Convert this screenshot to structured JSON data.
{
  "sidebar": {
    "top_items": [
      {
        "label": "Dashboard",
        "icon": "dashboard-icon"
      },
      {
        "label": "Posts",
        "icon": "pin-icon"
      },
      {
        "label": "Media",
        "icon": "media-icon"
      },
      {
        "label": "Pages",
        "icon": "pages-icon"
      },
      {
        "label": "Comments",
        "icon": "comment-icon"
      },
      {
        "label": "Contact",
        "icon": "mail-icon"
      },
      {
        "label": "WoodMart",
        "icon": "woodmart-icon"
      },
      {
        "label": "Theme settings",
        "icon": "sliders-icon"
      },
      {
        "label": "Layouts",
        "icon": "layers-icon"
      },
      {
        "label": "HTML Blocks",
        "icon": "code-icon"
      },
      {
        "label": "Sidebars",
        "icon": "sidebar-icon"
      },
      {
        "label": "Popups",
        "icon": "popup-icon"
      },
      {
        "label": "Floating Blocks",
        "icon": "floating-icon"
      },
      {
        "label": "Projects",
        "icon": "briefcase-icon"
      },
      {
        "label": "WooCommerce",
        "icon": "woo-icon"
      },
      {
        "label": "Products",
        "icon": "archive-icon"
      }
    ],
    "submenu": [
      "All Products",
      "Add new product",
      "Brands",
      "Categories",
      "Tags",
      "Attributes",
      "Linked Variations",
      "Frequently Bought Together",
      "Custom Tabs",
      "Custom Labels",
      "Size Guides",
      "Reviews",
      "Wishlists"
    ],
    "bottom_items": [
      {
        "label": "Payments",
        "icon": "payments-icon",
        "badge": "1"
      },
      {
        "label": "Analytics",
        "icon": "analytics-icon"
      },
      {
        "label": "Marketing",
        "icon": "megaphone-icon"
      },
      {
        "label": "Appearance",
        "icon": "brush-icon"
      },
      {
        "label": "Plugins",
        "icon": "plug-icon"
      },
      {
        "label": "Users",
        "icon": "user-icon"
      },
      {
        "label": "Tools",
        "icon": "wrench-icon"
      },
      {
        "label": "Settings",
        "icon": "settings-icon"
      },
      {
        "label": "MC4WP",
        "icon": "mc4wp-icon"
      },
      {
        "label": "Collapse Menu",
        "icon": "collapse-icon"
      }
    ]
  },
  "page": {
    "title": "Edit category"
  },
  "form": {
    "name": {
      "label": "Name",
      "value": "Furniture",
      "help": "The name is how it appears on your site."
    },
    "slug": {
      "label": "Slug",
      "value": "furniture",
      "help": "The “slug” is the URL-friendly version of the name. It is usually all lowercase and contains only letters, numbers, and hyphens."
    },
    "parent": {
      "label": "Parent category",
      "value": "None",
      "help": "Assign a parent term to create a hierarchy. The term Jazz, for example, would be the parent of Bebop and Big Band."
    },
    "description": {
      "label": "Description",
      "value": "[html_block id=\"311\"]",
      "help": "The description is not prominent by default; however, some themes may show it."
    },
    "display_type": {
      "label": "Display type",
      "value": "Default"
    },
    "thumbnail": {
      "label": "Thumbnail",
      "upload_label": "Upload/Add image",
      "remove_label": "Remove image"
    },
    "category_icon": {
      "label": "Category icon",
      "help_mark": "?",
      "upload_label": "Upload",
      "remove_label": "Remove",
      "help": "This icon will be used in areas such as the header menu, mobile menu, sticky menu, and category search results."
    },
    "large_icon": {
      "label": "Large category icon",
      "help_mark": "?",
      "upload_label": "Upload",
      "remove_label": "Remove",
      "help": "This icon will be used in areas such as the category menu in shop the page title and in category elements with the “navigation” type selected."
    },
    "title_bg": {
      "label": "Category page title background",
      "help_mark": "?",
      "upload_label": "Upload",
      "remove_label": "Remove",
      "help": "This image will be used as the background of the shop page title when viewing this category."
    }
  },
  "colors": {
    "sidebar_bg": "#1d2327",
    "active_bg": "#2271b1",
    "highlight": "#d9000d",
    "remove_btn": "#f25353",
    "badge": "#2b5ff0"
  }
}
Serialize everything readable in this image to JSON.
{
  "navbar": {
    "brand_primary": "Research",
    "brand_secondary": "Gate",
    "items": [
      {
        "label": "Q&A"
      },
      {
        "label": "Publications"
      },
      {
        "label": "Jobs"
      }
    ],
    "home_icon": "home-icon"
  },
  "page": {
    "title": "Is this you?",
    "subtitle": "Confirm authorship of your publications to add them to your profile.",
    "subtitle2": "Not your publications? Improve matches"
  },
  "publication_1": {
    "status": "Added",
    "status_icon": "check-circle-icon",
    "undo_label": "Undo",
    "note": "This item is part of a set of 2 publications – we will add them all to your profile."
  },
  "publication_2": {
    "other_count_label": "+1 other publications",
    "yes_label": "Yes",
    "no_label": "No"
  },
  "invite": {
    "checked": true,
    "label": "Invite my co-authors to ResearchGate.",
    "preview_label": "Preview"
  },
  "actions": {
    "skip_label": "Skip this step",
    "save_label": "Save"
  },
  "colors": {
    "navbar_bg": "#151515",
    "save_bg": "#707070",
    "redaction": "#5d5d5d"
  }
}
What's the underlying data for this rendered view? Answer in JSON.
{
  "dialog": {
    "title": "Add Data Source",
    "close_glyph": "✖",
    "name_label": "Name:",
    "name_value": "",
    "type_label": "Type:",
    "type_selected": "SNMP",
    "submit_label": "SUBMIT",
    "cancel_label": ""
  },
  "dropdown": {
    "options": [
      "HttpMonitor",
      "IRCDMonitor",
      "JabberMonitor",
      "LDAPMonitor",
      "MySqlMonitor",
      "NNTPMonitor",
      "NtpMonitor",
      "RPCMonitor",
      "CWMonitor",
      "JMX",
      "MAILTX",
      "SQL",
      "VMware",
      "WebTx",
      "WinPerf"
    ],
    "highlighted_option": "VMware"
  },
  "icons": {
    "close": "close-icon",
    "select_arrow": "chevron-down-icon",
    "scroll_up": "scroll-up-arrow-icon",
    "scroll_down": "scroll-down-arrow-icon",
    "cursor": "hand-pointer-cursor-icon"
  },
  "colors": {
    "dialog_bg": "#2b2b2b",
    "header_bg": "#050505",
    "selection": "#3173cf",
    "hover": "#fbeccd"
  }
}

### GOAL OF THE EXERCISE
Set down, exactly and in full, the lines from the one containing "What's the underlying" through the end of the entries; no other line belongs.

### FULL RESPONSE
What's the underlying data for this rendered view? Answer in JSON.
{
  "dialog": {
    "title": "Add Data Source",
    "close_glyph": "✖",
    "name_label": "Name:",
    "name_value": "",
    "type_label": "Type:",
    "type_selected": "SNMP",
    "submit_label": "SUBMIT",
    "cancel_label": ""
  },
  "dropdown": {
    "options": [
      "HttpMonitor",
      "IRCDMonitor",
      "JabberMonitor",
      "LDAPMonitor",
      "MySqlMonitor",
      "NNTPMonitor",
      "NtpMonitor",
      "RPCMonitor",
      "CWMonitor",
      "JMX",
      "MAILTX",
      "SQL",
      "VMware",
      "WebTx",
      "WinPerf"
    ],
    "highlighted_option": "VMware"
  },
  "icons": {
    "close": "close-icon",
    "select_arrow": "chevron-down-icon",
    "scroll_up": "scroll-up-arrow-icon",
    "scroll_down": "scroll-down-arrow-icon",
    "cursor": "hand-pointer-cursor-icon"
  },
  "colors": {
    "dialog_bg": "#2b2b2b",
    "header_bg": "#050505",
    "selection": "#3173cf",
    "hover": "#fbeccd"
  }
}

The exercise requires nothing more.